Copy the material from its start through the line holding "- data-label: k: [161, 48, 173, 70]", inclusive, swapping "UFL/ha" for "UFL per hectare" and leaving everything else untouched.

====

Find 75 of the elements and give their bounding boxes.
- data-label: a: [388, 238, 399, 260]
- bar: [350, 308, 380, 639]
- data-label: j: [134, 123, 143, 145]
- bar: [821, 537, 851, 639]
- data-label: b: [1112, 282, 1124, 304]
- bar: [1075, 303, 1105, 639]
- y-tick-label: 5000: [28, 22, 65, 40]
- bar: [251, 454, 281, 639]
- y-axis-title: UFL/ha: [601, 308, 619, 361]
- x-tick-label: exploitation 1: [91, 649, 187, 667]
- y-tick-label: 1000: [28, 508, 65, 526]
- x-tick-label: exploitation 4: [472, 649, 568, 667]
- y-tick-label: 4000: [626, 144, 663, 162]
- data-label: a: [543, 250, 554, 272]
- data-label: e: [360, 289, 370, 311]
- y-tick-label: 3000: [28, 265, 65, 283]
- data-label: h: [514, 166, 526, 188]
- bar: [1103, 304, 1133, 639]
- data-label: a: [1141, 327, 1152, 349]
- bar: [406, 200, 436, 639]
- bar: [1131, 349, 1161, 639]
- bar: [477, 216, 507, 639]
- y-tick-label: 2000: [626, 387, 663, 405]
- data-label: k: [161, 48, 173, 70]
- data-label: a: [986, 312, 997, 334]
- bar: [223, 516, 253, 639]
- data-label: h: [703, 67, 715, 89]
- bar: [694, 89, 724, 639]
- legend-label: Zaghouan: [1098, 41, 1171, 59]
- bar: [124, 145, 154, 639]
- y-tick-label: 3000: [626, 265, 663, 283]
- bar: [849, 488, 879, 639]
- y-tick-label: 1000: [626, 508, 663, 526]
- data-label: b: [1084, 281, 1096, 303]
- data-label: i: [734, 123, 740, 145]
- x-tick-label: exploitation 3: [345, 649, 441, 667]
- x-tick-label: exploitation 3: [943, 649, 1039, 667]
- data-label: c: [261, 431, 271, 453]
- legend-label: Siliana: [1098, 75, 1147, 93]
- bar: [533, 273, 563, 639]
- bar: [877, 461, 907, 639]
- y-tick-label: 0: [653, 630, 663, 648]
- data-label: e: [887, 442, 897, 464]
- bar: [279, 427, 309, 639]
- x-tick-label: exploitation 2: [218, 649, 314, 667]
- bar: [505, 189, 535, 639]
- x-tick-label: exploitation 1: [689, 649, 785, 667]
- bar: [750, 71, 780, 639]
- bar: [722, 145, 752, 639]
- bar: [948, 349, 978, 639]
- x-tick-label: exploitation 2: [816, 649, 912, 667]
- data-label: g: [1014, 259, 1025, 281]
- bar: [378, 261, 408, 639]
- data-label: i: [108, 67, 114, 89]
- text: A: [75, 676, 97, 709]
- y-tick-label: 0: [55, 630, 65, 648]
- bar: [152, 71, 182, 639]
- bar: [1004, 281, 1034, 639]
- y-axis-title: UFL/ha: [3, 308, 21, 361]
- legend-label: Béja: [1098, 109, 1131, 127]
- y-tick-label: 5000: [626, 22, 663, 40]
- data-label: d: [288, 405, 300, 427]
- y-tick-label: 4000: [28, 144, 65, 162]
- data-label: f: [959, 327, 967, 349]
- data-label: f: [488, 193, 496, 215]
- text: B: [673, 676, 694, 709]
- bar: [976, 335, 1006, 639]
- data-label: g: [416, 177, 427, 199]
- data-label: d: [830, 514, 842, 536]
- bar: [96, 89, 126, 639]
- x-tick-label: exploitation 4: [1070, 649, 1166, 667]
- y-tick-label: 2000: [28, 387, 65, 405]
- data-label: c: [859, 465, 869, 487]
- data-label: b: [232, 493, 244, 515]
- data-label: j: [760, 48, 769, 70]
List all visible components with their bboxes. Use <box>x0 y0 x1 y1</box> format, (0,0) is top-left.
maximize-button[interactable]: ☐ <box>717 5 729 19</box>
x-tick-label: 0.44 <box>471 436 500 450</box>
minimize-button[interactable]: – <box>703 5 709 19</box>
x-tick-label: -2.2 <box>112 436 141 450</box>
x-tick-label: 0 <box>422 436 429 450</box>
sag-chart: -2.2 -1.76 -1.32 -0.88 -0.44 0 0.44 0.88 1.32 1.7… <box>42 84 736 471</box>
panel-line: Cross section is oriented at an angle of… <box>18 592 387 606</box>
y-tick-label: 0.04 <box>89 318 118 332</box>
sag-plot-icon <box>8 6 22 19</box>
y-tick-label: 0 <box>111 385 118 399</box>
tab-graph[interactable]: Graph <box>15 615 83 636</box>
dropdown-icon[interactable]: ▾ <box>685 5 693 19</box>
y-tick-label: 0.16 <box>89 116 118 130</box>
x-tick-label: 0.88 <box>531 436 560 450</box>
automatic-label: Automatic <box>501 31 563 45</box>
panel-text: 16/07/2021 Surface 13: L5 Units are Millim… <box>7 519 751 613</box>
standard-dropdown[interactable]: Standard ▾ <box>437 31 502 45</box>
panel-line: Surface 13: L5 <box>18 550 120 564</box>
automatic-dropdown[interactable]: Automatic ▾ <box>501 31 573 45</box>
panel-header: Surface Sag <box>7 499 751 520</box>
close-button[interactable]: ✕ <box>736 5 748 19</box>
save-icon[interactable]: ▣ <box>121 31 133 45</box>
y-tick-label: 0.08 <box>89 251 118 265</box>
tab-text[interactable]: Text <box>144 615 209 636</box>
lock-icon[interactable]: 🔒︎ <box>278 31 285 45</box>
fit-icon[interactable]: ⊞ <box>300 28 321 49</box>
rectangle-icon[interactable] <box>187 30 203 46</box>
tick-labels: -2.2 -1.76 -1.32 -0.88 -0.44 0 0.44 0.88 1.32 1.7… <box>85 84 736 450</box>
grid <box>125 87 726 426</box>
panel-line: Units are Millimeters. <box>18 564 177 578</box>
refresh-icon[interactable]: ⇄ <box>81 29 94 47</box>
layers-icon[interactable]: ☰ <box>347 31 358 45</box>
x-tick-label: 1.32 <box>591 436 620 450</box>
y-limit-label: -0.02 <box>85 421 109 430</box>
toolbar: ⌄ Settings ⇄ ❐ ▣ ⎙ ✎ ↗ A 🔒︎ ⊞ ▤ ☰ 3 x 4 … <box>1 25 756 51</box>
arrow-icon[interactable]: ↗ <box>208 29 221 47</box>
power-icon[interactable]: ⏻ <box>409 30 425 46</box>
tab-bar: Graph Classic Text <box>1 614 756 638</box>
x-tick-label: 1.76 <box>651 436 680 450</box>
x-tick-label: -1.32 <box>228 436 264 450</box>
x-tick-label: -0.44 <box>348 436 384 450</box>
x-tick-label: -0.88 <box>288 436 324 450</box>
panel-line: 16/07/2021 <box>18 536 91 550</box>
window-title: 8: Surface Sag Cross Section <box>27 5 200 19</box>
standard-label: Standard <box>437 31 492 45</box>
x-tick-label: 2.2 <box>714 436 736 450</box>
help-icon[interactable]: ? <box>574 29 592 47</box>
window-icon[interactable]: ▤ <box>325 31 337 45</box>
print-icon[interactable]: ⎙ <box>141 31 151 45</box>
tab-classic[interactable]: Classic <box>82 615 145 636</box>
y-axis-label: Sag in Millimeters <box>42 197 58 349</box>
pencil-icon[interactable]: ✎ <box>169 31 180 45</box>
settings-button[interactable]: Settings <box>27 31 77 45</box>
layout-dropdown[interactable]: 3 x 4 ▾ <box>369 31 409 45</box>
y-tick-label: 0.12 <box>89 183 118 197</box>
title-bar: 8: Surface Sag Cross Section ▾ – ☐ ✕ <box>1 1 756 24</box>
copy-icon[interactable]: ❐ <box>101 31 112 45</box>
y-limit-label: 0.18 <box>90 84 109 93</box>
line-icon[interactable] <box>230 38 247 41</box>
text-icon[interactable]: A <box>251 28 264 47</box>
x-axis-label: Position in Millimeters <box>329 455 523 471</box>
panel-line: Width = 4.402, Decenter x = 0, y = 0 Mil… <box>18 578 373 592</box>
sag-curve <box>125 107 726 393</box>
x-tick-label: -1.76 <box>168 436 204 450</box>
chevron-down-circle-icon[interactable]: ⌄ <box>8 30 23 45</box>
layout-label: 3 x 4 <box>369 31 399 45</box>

====

--- Finished answer ---
Find 75 of the elements and give their bounding boxes.
- data-label: a: [388, 238, 399, 260]
- bar: [350, 308, 380, 639]
- data-label: j: [134, 123, 143, 145]
- bar: [821, 537, 851, 639]
- data-label: b: [1112, 282, 1124, 304]
- bar: [1075, 303, 1105, 639]
- y-tick-label: 5000: [28, 22, 65, 40]
- bar: [251, 454, 281, 639]
- y-axis-title: UFL per hectare: [601, 308, 619, 361]
- x-tick-label: exploitation 1: [91, 649, 187, 667]
- y-tick-label: 1000: [28, 508, 65, 526]
- x-tick-label: exploitation 4: [472, 649, 568, 667]
- y-tick-label: 4000: [626, 144, 663, 162]
- data-label: a: [543, 250, 554, 272]
- data-label: e: [360, 289, 370, 311]
- y-tick-label: 3000: [28, 265, 65, 283]
- data-label: h: [514, 166, 526, 188]
- bar: [1103, 304, 1133, 639]
- data-label: a: [1141, 327, 1152, 349]
- bar: [406, 200, 436, 639]
- bar: [1131, 349, 1161, 639]
- bar: [477, 216, 507, 639]
- y-tick-label: 2000: [626, 387, 663, 405]
- data-label: k: [161, 48, 173, 70]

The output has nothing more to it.